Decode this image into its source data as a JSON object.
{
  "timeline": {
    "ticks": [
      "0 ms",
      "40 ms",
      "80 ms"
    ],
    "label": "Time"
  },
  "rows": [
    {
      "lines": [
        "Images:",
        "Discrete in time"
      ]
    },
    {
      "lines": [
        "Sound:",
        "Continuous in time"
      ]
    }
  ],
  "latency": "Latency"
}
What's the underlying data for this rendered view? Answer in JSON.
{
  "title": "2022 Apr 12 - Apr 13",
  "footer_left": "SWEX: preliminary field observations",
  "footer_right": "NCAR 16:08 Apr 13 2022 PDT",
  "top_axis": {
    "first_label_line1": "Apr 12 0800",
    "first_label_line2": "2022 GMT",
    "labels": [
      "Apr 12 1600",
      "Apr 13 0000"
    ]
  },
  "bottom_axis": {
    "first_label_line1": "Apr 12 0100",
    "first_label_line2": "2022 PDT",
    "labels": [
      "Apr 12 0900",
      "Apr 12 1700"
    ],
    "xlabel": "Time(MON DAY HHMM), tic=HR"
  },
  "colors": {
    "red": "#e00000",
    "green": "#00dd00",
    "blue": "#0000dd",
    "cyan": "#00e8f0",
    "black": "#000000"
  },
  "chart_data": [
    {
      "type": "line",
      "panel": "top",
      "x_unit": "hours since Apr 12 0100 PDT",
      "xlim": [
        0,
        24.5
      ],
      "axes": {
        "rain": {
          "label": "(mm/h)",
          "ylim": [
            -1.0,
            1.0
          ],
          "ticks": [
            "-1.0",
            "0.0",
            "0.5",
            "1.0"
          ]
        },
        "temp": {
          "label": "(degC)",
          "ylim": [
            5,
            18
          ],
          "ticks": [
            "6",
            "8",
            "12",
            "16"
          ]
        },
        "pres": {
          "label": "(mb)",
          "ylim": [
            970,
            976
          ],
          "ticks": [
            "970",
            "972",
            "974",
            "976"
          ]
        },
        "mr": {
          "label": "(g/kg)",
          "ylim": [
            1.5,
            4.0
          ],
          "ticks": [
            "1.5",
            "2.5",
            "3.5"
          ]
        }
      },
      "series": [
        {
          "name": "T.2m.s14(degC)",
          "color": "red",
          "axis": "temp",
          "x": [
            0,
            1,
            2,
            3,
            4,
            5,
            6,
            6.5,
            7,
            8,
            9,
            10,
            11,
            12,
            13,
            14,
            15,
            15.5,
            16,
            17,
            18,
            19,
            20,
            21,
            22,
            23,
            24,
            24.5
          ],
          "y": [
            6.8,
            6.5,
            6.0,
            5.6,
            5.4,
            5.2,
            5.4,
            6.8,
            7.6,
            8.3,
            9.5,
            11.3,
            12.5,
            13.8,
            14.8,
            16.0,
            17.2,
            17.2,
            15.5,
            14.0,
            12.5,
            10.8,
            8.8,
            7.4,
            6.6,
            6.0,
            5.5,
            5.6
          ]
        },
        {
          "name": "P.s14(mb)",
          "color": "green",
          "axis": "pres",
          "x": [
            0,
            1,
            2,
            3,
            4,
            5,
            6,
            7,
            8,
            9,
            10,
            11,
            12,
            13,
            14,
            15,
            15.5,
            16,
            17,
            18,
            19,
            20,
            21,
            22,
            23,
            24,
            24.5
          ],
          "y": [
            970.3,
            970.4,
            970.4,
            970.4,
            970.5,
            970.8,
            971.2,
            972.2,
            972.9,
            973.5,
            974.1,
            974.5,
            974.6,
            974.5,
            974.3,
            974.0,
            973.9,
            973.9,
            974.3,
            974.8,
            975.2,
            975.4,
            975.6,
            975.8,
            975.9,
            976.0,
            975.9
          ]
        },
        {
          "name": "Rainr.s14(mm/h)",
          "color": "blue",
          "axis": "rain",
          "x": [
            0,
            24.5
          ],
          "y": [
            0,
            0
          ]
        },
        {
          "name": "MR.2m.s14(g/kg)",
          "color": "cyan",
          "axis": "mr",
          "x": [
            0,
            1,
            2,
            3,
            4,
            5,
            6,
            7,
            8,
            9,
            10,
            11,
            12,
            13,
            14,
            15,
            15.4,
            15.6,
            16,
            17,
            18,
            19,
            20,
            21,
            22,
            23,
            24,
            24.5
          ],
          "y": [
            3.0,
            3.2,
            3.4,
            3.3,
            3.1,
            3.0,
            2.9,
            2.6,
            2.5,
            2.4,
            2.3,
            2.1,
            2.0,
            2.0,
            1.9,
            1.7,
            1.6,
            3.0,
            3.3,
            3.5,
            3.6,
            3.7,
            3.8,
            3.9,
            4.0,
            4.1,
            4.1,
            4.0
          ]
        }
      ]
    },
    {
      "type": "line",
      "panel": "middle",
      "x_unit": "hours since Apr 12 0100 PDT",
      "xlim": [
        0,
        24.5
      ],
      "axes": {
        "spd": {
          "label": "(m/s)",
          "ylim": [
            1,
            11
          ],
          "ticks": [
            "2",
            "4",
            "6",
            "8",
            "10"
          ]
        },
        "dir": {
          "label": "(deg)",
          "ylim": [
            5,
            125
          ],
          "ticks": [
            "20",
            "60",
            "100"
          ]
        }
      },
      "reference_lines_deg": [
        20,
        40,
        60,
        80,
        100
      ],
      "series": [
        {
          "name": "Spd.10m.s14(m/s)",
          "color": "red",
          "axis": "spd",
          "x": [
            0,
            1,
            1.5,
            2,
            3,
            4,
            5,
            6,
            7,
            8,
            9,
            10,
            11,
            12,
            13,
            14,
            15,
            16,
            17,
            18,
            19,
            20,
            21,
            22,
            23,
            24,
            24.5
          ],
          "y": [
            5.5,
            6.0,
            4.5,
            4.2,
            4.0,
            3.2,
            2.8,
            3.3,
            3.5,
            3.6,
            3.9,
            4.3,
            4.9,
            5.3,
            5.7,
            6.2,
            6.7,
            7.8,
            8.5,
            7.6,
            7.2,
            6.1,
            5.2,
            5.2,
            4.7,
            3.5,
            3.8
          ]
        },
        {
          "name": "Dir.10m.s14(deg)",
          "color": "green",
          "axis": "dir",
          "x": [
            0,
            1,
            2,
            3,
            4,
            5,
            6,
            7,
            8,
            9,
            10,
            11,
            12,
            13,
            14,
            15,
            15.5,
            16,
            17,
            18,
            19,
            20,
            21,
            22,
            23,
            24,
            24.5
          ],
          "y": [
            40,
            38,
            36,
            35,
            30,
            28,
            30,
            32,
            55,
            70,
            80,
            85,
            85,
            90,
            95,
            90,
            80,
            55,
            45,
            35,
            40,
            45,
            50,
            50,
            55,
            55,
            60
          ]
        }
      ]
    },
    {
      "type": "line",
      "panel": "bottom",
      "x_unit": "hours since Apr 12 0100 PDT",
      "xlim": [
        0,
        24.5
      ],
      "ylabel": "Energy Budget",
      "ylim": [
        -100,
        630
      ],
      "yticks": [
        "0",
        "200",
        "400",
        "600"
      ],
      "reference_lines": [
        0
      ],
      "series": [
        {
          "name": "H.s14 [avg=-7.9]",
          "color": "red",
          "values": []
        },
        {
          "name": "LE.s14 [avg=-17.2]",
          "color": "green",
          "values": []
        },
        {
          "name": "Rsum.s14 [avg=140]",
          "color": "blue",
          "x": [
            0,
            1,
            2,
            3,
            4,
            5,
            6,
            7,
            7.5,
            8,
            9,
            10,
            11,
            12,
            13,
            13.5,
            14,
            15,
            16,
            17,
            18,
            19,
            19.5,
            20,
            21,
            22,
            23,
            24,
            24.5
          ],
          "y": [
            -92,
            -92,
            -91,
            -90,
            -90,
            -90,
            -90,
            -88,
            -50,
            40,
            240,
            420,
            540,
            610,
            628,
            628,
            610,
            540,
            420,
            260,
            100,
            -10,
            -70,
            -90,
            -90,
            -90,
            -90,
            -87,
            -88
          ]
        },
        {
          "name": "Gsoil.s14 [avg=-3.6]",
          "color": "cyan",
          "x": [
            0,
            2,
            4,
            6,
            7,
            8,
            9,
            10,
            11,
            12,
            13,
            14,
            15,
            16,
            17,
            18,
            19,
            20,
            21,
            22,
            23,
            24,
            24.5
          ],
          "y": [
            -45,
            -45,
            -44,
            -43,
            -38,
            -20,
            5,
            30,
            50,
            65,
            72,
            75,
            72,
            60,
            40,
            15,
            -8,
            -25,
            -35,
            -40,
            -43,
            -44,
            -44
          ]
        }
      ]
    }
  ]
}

* _STATED GOAL_: Only the number is required: the count of lines containing the word "this".

* _FULL ANSWER_: 2